>> start RECORDED INFORMATION
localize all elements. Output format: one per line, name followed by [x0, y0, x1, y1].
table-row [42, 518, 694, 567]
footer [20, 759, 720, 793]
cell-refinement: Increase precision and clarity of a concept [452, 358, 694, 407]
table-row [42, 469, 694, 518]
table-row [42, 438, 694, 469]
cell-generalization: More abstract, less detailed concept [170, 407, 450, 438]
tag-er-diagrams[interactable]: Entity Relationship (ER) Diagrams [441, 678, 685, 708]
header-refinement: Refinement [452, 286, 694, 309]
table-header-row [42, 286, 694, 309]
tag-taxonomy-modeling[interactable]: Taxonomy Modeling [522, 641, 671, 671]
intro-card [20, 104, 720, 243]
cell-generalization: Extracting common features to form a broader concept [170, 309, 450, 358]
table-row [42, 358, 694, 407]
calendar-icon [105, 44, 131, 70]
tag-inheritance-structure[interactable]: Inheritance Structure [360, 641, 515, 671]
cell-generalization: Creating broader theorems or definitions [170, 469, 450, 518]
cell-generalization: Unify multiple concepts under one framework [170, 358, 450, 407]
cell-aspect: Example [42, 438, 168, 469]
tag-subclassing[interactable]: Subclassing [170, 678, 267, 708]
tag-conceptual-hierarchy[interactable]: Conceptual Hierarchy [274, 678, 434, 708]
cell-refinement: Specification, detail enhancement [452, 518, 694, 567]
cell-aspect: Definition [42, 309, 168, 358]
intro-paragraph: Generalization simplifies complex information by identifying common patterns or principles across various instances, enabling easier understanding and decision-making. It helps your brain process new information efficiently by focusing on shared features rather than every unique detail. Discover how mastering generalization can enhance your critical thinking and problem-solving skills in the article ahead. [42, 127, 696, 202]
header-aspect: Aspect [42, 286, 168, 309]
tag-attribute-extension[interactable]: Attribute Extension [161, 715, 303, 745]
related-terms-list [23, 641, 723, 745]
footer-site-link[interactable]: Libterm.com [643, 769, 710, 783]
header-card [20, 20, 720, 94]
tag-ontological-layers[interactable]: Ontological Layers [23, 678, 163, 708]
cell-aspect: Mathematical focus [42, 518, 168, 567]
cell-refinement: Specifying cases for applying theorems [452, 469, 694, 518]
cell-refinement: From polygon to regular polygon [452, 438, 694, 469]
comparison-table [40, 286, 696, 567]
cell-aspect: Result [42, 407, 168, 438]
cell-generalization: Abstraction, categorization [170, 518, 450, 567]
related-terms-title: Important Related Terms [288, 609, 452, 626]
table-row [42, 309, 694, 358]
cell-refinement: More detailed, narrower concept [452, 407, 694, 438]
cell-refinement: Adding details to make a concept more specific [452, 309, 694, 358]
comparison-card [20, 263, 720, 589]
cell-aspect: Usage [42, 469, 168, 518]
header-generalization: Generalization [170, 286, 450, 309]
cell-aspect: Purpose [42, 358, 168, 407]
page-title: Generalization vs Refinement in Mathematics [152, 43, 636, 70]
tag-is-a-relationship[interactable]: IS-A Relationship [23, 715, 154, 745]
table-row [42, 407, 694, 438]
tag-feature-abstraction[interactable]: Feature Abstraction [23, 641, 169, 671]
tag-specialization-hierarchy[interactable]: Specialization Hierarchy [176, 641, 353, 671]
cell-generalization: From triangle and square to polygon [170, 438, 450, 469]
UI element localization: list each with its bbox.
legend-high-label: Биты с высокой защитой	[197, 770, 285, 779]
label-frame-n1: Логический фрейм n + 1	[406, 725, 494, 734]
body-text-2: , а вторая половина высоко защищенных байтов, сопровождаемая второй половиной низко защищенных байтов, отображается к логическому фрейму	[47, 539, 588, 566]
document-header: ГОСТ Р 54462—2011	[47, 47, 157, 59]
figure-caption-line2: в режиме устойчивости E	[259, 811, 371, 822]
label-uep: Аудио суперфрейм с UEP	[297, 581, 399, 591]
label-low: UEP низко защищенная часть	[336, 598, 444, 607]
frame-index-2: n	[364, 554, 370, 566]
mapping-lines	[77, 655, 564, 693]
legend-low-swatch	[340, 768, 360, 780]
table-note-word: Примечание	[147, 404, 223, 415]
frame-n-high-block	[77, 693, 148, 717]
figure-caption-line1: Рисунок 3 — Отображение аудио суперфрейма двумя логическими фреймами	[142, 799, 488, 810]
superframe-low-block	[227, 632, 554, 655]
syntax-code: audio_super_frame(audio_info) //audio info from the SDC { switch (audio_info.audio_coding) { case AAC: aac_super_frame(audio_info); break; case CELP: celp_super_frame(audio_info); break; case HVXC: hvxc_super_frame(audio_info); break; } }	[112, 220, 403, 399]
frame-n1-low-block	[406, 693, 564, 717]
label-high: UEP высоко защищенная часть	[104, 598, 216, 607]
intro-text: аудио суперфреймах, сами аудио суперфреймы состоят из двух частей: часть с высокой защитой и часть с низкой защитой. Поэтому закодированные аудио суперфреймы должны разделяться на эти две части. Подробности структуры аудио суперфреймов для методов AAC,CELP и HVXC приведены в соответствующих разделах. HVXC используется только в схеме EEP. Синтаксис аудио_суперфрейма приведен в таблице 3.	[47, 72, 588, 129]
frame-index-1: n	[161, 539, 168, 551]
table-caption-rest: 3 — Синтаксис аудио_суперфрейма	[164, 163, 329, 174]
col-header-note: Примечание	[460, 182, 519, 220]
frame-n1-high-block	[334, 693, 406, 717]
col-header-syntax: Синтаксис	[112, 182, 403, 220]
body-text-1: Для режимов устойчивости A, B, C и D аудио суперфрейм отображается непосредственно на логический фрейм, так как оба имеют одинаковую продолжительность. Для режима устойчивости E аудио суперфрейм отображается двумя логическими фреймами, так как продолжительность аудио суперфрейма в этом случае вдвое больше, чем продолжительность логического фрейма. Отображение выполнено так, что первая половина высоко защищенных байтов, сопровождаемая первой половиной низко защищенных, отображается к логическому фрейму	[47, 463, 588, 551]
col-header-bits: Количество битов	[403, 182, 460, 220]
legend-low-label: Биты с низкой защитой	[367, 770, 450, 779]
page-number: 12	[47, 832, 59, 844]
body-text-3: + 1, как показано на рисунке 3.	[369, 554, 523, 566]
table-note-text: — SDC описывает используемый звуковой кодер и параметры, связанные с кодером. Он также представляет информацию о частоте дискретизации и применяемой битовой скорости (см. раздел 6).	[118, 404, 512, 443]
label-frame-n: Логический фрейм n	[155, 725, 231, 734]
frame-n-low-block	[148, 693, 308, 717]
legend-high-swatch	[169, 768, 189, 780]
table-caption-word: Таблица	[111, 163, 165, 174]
>> end RECORDED INFORMATION
JOB =
Present the lines above as a Markdown table with two columns, "No." for the row number and "Line" for the line itself, skipping any blank lines.

REPLY =
| No. | Line |
|---|---|
| 1 | localize all elements. Output format: one per line, name followed by [x0, y0, x1, y1]. |
| 2 | table-row [42, 518, 694, 567] |
| 3 | footer [20, 759, 720, 793] |
| 4 | cell-refinement: Increase precision and clarity of a concept [452, 358, 694, 407] |
| 5 | table-row [42, 469, 694, 518] |
| 6 | table-row [42, 438, 694, 469] |
| 7 | cell-generalization: More abstract, less detailed concept [170, 407, 450, 438] |
| 8 | tag-er-diagrams[interactable]: Entity Relationship (ER) Diagrams [441, 678, 685, 708] |
| 9 | header-refinement: Refinement [452, 286, 694, 309] |
| 10 | table-header-row [42, 286, 694, 309] |
| 11 | tag-taxonomy-modeling[interactable]: Taxonomy Modeling [522, 641, 671, 671] |
| 12 | intro-card [20, 104, 720, 243] |
| 13 | cell-generalization: Extracting common features to form a broader concept [170, 309, 450, 358] |
| 14 | table-row [42, 358, 694, 407] |
| 15 | calendar-icon [105, 44, 131, 70] |
| 16 | tag-inheritance-structure[interactable]: Inheritance Structure [360, 641, 515, 671] |
| 17 | cell-generalization: Creating broader theorems or definitions [170, 469, 450, 518] |
| 18 | cell-generalization: Unify multiple concepts under one framework [170, 358, 450, 407] |
| 19 | cell-aspect: Example [42, 438, 168, 469] |
| 20 | tag-subclassing[interactable]: Subclassing [170, 678, 267, 708] |
| 21 | tag-conceptual-hierarchy[interactable]: Conceptual Hierarchy [274, 678, 434, 708] |
| 22 | cell-refinement: Specification, detail enhancement [452, 518, 694, 567] |
| 23 | cell-aspect: Definition [42, 309, 168, 358] |
| 24 | intro-paragraph: Generalization simplifies complex information by identifying common patterns or principles across various instances, enabling easier understanding and decision-making. It helps your brain process new information efficiently by focusing on shared features rather than every unique detail. Discover how mastering generalization can enhance your critical thinking and problem-solving skills in the article ahead. [42, 127, 696, 202] |
| 25 | header-aspect: Aspect [42, 286, 168, 309] |
| 26 | tag-attribute-extension[interactable]: Attribute Extension [161, 715, 303, 745] |
| 27 | related-terms-list [23, 641, 723, 745] |
| 28 | footer-site-link[interactable]: Libterm.com [643, 769, 710, 783] |
| 29 | header-card [20, 20, 720, 94] |
| 30 | tag-ontological-layers[interactable]: Ontological Layers [23, 678, 163, 708] |
| 31 | cell-aspect: Mathematical focus [42, 518, 168, 567] |
| 32 | cell-refinement: Specifying cases for applying theorems [452, 469, 694, 518] |
| 33 | cell-refinement: From polygon to regular polygon [452, 438, 694, 469] |
| 34 | comparison-table [40, 286, 696, 567] |
| 35 | cell-aspect: Result [42, 407, 168, 438] |
| 36 | cell-generalization: Abstraction, categorization [170, 518, 450, 567] |
| 37 | related-terms-title: Important Related Terms [288, 609, 452, 626] |
| 38 | table-row [42, 309, 694, 358] |
| 39 | cell-refinement: More detailed, narrower concept [452, 407, 694, 438] |
| 40 | cell-refinement: Adding details to make a concept more specific [452, 309, 694, 358] |
| 41 | comparison-card [20, 263, 720, 589] |
| 42 | cell-aspect: Usage [42, 469, 168, 518] |
| 43 | header-generalization: Generalization [170, 286, 450, 309] |
| 44 | cell-aspect: Purpose [42, 358, 168, 407] |
| 45 | page-title: Generalization vs Refinement in Mathematics [152, 43, 636, 70] |
| 46 | tag-is-a-relationship[interactable]: IS-A Relationship [23, 715, 154, 745] |
| 47 | table-row [42, 407, 694, 438] |
| 48 | tag-feature-abstraction[interactable]: Feature Abstraction [23, 641, 169, 671] |
| 49 | tag-specialization-hierarchy[interactable]: Specialization Hierarchy [176, 641, 353, 671] |
| 50 | cell-generalization: From triangle and square to polygon [170, 438, 450, 469] |
| 51 | UI element localization: list each with its bbox. |
| 52 | legend-high-label: Биты с высокой защитой	[197, 770, 285, 779] |
| 53 | label-frame-n1: Логический фрейм n + 1	[406, 725, 494, 734] |
| 54 | body-text-2: , а вторая половина высоко защищенных байтов, сопровождаемая второй половиной низко защищенных байтов, отображается к логическому фрейму	[47, 539, 588, 566] |
| 55 | document-header: ГОСТ Р 54462—2011	[47, 47, 157, 59] |
| 56 | figure-caption-line2: в режиме устойчивости E	[259, 811, 371, 822] |
| 57 | label-uep: Аудио суперфрейм с UEP	[297, 581, 399, 591] |
| 58 | label-low: UEP низко защищенная часть	[336, 598, 444, 607] |
| 59 | frame-index-2: n	[364, 554, 370, 566] |
| 60 | mapping-lines	[77, 655, 564, 693] |
| 61 | legend-low-swatch	[340, 768, 360, 780] |
| 62 | table-note-word: Примечание	[147, 404, 223, 415] |
| 63 | frame-n-high-block	[77, 693, 148, 717] |
| 64 | figure-caption-line1: Рисунок 3 — Отображение аудио суперфрейма двумя логическими фреймами	[142, 799, 488, 810] |
| 65 | superframe-low-block	[227, 632, 554, 655] |
| 66 | syntax-code: audio_super_frame(audio_info) //audio info from the SDC { switch (audio_info.audio_coding) { case AAC: aac_super_frame(audio_info); break; case CELP: celp_super_frame(audio_info); break; case HVXC: hvxc_super_frame(audio_info); break; } }	[112, 220, 403, 399] |
| 67 | frame-n1-low-block	[406, 693, 564, 717] |
| 68 | label-high: UEP высоко защищенная часть	[104, 598, 216, 607] |
| 69 | intro-text: аудио суперфреймах, сами аудио суперфреймы состоят из двух частей: часть с высокой защитой и часть с низкой защитой. Поэтому закодированные аудио суперфреймы должны разделяться на эти две части. Подробности структуры аудио суперфреймов для методов AAC,CELP и HVXC приведены в соответствующих разделах. HVXC используется только в схеме EEP. Синтаксис аудио_суперфрейма приведен в таблице 3.	[47, 72, 588, 129] |
| 70 | frame-index-1: n	[161, 539, 168, 551] |
| 71 | table-caption-rest: 3 — Синтаксис аудио_суперфрейма	[164, 163, 329, 174] |
| 72 | col-header-note: Примечание	[460, 182, 519, 220] |
| 73 | frame-n1-high-block	[334, 693, 406, 717] |
| 74 | col-header-syntax: Синтаксис	[112, 182, 403, 220] |
| 75 | body-text-1: Для режимов устойчивости A, B, C и D аудио суперфрейм отображается непосредственно на логический фрейм, так как оба имеют одинаковую продолжительность. Для режима устойчивости E аудио суперфрейм отображается двумя логическими фреймами, так как продолжительность аудио суперфрейма в этом случае вдвое больше, чем продолжительность логического фрейма. Отображение выполнено так, что первая половина высоко защищенных байтов, сопровождаемая первой половиной низко защищенных, отображается к логическому фрейму	[47, 463, 588, 551] |
| 76 | col-header-bits: Количество битов	[403, 182, 460, 220] |
| 77 | legend-low-label: Биты с низкой защитой	[367, 770, 450, 779] |
| 78 | page-number: 12	[47, 832, 59, 844] |
| 79 | body-text-3: + 1, как показано на рисунке 3.	[369, 554, 523, 566] |
| 80 | table-note-text: — SDC описывает используемый звуковой кодер и параметры, связанные с кодером. Он также представляет информацию о частоте дискретизации и применяемой битовой скорости (см. раздел 6).	[118, 404, 512, 443] |
| 81 | label-frame-n: Логический фрейм n	[155, 725, 231, 734] |
| 82 | frame-n-low-block	[148, 693, 308, 717] |
| 83 | legend-high-swatch	[169, 768, 189, 780] |
| 84 | table-caption-word: Таблица	[111, 163, 165, 174] |